Provided entries
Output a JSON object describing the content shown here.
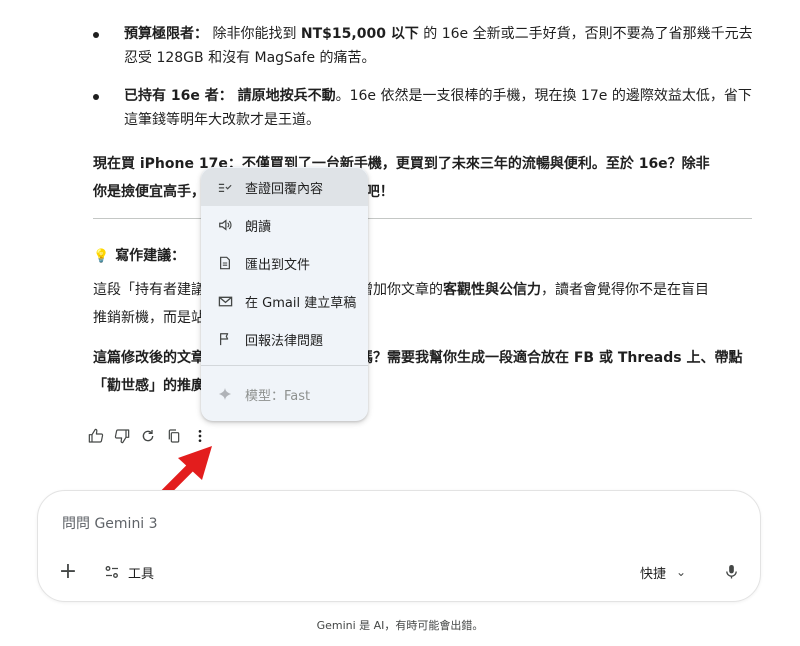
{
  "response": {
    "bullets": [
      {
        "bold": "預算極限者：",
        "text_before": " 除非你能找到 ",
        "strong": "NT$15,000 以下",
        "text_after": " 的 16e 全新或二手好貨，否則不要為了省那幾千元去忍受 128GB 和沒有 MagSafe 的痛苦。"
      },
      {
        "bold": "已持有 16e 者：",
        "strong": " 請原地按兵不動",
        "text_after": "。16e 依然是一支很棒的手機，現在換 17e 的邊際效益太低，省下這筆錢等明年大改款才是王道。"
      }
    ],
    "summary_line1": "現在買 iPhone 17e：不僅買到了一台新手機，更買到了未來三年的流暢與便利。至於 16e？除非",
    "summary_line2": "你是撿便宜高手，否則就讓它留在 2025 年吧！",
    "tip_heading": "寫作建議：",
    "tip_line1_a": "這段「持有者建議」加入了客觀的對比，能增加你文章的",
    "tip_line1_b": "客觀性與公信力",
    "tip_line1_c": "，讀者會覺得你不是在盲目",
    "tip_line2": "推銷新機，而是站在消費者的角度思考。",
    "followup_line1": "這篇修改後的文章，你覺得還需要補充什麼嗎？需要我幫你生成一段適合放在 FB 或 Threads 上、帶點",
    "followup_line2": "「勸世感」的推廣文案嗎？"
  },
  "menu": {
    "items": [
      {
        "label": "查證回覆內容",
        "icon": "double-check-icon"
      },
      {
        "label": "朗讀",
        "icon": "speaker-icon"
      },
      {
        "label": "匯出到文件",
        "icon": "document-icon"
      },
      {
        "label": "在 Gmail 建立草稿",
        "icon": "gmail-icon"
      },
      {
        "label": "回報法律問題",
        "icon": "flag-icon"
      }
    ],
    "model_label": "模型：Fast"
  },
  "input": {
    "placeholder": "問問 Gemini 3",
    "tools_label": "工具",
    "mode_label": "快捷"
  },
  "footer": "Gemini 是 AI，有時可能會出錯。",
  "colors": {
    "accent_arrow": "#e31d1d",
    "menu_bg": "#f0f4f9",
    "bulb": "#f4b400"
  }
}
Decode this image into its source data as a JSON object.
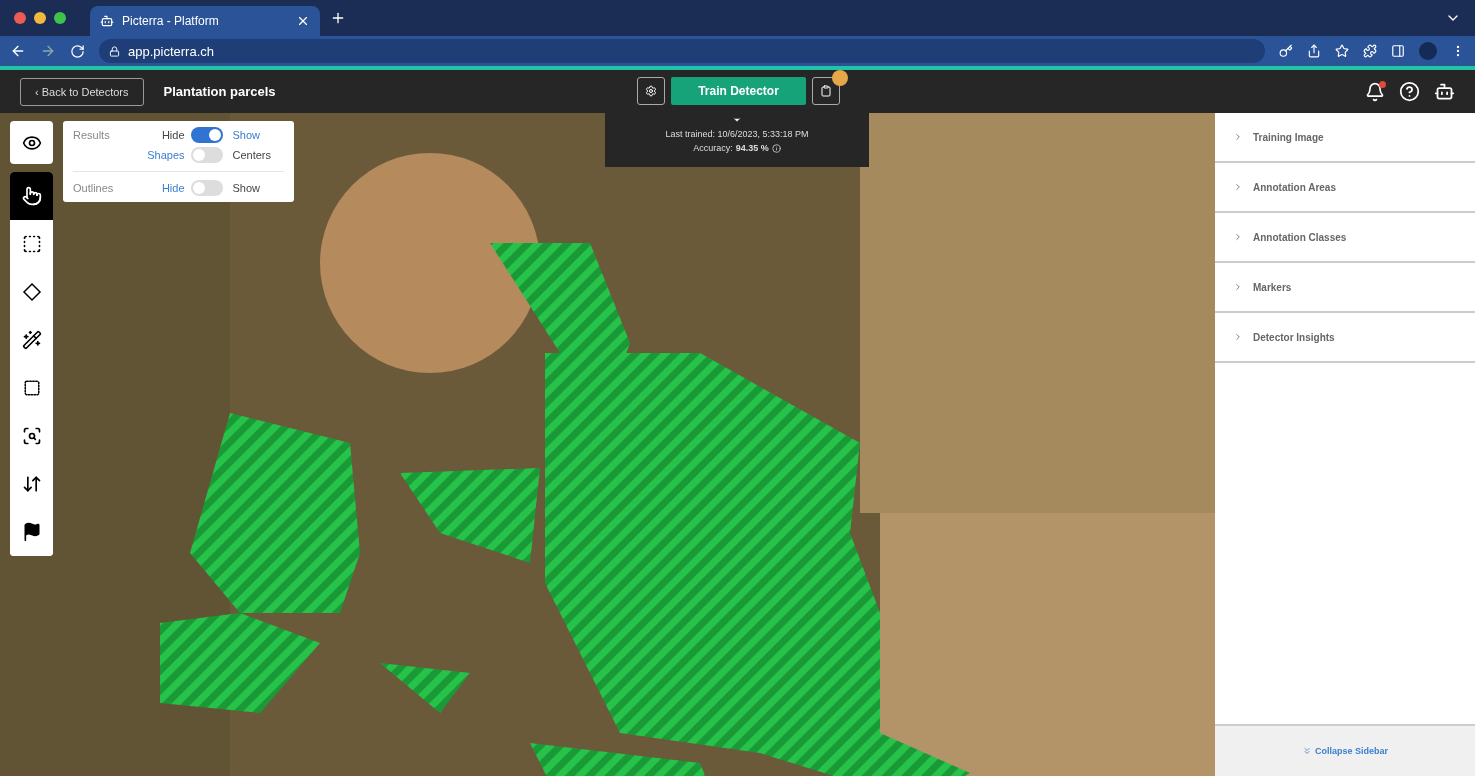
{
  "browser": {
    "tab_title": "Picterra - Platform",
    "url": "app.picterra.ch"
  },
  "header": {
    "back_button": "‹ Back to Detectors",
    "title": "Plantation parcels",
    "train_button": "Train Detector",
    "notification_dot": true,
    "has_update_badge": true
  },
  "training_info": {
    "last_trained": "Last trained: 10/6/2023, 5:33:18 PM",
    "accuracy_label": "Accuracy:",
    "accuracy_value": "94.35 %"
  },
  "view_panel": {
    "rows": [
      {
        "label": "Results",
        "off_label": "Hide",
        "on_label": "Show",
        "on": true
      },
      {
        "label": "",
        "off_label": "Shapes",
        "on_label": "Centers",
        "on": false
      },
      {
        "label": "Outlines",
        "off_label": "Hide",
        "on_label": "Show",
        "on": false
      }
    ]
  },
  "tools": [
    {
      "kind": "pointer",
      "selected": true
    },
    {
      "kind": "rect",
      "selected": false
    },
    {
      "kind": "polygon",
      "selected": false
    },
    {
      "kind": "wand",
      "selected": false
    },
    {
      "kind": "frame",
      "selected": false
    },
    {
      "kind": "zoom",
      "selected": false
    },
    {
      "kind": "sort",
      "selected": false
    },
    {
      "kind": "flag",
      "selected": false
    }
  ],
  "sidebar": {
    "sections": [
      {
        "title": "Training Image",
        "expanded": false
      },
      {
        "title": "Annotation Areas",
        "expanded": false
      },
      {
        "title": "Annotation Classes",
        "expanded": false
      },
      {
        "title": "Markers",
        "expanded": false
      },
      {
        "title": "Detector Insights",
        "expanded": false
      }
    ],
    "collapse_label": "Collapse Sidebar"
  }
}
--
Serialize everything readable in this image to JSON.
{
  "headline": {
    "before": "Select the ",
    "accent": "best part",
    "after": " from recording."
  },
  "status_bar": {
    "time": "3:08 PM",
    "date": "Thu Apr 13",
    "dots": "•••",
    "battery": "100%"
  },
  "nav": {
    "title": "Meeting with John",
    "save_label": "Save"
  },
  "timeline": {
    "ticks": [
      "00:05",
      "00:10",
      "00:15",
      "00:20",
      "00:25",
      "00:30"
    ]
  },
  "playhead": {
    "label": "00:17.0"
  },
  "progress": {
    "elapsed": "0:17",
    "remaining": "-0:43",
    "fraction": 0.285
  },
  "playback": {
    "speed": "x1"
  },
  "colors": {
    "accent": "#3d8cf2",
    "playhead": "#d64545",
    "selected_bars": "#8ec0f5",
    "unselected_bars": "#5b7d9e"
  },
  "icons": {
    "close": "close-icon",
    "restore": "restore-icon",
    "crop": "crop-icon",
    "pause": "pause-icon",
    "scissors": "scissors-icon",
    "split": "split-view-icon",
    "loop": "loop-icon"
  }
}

Aim of the exercise
Read through the data and copy every line where "true" shows up.

Correct response
    "notification_dot": true,
    "has_update_badge": true
        "on": true
      "selected": true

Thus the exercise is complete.